**Description of the task:** Every record should be copied exactly, except that pictures are to be omitted.

**Extracted entries:**
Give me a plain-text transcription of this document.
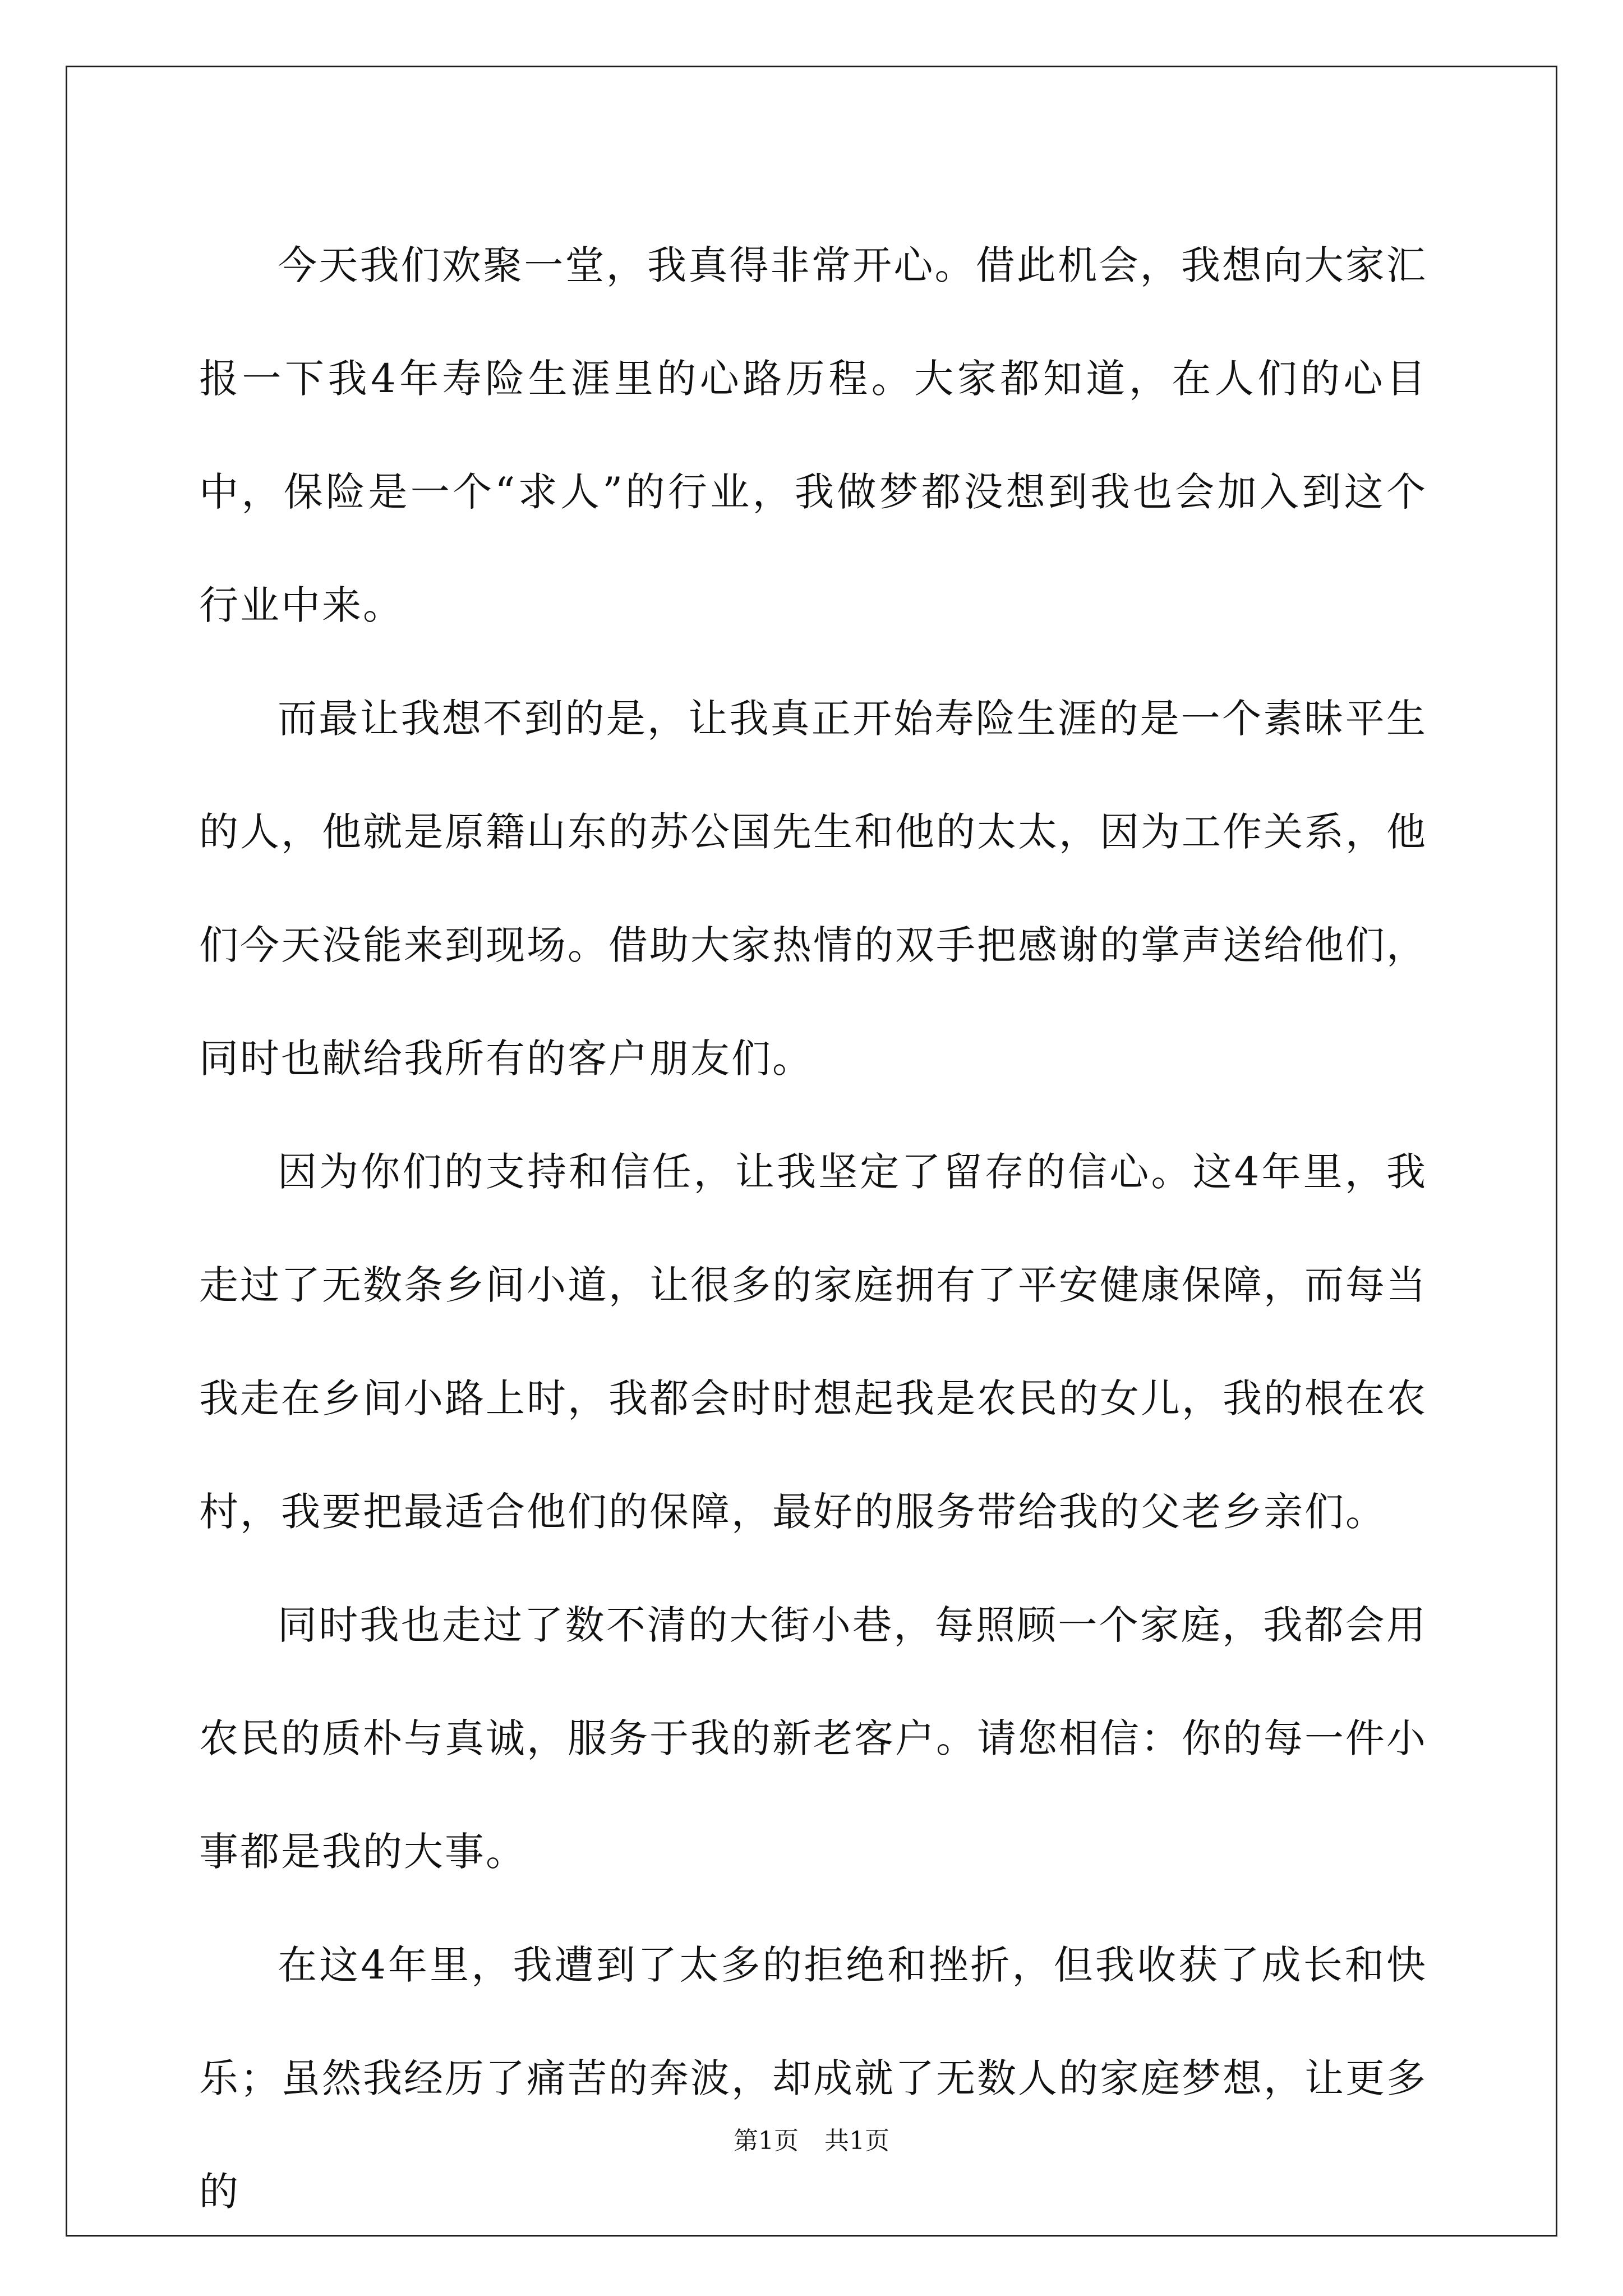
今天我们欢聚一堂，我真得非常开心。借此机会，我想向大家汇报一下我4年寿险生涯里的心路历程。大家都知道，在人们的心目中，保险是一个“求人”的行业，我做梦都没想到我也会加入到这个行业中来。

而最让我想不到的是，让我真正开始寿险生涯的是一个素昧平生的人，他就是原籍山东的苏公国先生和他的太太，因为工作关系，他们今天没能来到现场。借助大家热情的双手把感谢的掌声送给他们，同时也献给我所有的客户朋友们。

因为你们的支持和信任，让我坚定了留存的信心。这4年里，我走过了无数条乡间小道，让很多的家庭拥有了平安健康保障，而每当我走在乡间小路上时，我都会时时想起我是农民的女儿，我的根在农村，我要把最适合他们的保障，最好的服务带给我的父老乡亲们。

同时我也走过了数不清的大街小巷，每照顾一个家庭，我都会用农民的质朴与真诚，服务于我的新老客户。请您相信：你的每一件小事都是我的大事。

在这4年里，我遭到了太多的拒绝和挫折，但我收获了成长和快乐；虽然我经历了痛苦的奔波，却成就了无数人的家庭梦想，让更多的

第1页 共1页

**Complete answer:**
Give me a plain-text transcription of this document.
今天我们欢聚一堂，我真得非常开心。借此机会，我想向大家汇报一下我4年寿险生涯里的心路历程。大家都知道，在人们的心目中，保险是一个“求人”的行业，我做梦都没想到我也会加入到这个行业中来。

而最让我想不到的是，让我真正开始寿险生涯的是一个素昧平生的人，他就是原籍山东的苏公国先生和他的太太，因为工作关系，他们今天没能来到现场。借助大家热情的双手把感谢的掌声送给他们，同时也献给我所有的客户朋友们。

因为你们的支持和信任，让我坚定了留存的信心。这4年里，我走过了无数条乡间小道，让很多的家庭拥有了平安健康保障，而每当我走在乡间小路上时，我都会时时想起我是农民的女儿，我的根在农村，我要把最适合他们的保障，最好的服务带给我的父老乡亲们。

同时我也走过了数不清的大街小巷，每照顾一个家庭，我都会用农民的质朴与真诚，服务于我的新老客户。请您相信：你的每一件小事都是我的大事。

在这4年里，我遭到了太多的拒绝和挫折，但我收获了成长和快乐；虽然我经历了痛苦的奔波，却成就了无数人的家庭梦想，让更多的

第1页 共1页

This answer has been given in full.